— TASK BRIEF —
Gather every line of the entries that includes the word "FFFFFF".
[Start EXERCISE MATERIALS]
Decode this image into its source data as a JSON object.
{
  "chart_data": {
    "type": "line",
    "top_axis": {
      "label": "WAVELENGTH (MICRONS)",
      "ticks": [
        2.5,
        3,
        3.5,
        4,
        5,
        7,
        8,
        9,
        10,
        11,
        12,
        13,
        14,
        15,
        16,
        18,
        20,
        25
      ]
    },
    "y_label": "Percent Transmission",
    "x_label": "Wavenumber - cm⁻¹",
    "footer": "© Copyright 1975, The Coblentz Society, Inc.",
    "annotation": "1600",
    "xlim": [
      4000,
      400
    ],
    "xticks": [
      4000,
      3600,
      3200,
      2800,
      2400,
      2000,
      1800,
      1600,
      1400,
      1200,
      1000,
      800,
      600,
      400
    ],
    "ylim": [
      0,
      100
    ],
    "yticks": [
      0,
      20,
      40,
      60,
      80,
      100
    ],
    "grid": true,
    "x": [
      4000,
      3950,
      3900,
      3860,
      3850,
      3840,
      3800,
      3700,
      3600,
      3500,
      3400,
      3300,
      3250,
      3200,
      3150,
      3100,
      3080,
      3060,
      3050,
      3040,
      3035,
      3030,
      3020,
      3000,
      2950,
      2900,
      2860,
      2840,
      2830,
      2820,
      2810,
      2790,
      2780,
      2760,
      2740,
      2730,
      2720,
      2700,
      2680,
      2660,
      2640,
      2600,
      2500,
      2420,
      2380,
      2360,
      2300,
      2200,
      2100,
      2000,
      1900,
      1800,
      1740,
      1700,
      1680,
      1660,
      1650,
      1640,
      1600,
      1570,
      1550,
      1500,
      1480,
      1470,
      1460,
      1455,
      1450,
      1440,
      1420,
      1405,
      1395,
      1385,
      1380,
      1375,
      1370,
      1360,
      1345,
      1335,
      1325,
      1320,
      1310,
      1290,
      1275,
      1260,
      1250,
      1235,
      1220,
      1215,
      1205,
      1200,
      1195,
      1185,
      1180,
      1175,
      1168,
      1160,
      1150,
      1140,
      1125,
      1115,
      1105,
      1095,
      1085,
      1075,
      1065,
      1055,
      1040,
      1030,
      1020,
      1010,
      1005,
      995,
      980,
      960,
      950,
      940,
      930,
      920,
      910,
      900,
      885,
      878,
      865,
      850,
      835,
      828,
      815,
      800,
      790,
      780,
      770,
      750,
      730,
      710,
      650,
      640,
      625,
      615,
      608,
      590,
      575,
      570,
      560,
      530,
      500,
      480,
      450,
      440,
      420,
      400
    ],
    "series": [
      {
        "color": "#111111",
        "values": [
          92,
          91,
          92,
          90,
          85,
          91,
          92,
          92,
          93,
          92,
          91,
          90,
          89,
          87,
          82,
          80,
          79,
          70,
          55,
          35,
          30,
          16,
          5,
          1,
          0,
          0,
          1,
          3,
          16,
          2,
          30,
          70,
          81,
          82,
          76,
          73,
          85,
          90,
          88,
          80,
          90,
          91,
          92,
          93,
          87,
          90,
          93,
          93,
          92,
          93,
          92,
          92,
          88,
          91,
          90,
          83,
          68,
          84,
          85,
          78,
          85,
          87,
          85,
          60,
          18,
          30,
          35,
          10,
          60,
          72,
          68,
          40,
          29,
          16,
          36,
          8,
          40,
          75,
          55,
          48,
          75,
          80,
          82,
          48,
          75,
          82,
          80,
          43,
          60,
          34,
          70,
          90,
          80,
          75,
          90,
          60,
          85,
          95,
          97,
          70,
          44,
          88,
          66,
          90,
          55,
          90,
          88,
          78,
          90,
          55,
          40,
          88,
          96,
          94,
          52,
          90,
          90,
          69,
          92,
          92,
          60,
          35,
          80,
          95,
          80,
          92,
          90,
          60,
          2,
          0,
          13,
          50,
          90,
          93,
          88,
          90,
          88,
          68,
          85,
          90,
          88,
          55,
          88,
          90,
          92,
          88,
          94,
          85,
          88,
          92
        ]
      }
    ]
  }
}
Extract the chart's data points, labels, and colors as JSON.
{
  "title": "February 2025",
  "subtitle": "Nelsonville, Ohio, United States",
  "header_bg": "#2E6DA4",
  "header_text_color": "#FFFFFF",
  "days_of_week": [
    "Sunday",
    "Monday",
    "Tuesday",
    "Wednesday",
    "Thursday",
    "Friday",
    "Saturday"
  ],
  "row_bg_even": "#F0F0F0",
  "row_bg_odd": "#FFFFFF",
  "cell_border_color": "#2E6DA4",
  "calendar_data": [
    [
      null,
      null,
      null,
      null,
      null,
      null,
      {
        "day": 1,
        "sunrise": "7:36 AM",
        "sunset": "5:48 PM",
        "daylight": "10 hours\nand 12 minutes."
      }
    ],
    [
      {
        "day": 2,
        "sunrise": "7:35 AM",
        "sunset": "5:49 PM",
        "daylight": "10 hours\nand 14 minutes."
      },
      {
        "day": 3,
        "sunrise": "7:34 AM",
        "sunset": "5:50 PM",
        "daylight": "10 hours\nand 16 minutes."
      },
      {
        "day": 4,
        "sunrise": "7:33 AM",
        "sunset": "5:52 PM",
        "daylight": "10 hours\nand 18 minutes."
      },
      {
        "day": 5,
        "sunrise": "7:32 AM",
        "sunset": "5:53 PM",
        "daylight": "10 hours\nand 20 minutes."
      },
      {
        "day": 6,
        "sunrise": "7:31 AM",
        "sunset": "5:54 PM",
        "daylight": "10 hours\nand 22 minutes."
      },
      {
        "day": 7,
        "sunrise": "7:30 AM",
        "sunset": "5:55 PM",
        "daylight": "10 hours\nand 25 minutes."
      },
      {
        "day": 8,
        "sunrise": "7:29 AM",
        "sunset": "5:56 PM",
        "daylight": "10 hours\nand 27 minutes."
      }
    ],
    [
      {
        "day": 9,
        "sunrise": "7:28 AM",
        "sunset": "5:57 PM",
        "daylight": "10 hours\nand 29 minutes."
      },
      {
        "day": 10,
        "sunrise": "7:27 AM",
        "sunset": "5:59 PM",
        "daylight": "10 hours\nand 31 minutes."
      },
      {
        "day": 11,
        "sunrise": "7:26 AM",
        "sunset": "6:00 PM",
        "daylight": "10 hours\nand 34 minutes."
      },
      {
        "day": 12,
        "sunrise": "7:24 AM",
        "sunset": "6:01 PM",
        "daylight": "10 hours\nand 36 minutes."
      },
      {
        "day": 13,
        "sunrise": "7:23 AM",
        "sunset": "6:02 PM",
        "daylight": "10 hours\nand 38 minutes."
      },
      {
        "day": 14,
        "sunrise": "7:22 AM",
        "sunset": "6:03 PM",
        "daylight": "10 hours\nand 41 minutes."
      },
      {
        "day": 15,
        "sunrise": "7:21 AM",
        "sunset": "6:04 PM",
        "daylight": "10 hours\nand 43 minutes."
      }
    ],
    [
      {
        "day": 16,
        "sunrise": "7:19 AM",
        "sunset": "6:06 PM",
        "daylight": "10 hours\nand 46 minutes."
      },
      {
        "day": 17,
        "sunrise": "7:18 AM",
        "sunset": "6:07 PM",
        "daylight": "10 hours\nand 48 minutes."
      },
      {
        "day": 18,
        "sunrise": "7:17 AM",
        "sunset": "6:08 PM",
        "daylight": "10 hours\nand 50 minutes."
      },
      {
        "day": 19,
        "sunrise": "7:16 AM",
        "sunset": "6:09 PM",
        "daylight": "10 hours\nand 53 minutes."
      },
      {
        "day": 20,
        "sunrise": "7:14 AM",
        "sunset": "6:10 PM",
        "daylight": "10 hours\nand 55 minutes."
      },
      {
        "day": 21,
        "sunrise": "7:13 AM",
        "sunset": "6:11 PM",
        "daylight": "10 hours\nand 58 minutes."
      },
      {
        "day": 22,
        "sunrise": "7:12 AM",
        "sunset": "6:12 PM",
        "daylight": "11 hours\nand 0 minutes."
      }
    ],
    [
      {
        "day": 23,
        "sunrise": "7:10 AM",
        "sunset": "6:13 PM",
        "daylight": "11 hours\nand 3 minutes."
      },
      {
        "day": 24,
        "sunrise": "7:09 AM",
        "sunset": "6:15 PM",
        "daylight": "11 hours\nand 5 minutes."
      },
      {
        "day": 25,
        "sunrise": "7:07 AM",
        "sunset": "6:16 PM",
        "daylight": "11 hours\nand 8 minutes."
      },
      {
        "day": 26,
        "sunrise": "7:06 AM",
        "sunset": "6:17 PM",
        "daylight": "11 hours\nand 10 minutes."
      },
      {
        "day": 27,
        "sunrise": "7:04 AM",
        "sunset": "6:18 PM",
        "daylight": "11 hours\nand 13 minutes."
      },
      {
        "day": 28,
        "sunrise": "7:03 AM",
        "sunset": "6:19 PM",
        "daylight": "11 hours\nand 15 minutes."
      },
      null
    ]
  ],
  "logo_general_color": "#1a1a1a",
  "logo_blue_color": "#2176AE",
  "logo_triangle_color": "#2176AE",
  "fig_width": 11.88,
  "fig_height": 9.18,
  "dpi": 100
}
[End EXERCISE MATERIALS]
— RESULT —
  "header_text_color": "#FFFFFF",
  "row_bg_odd": "#FFFFFF",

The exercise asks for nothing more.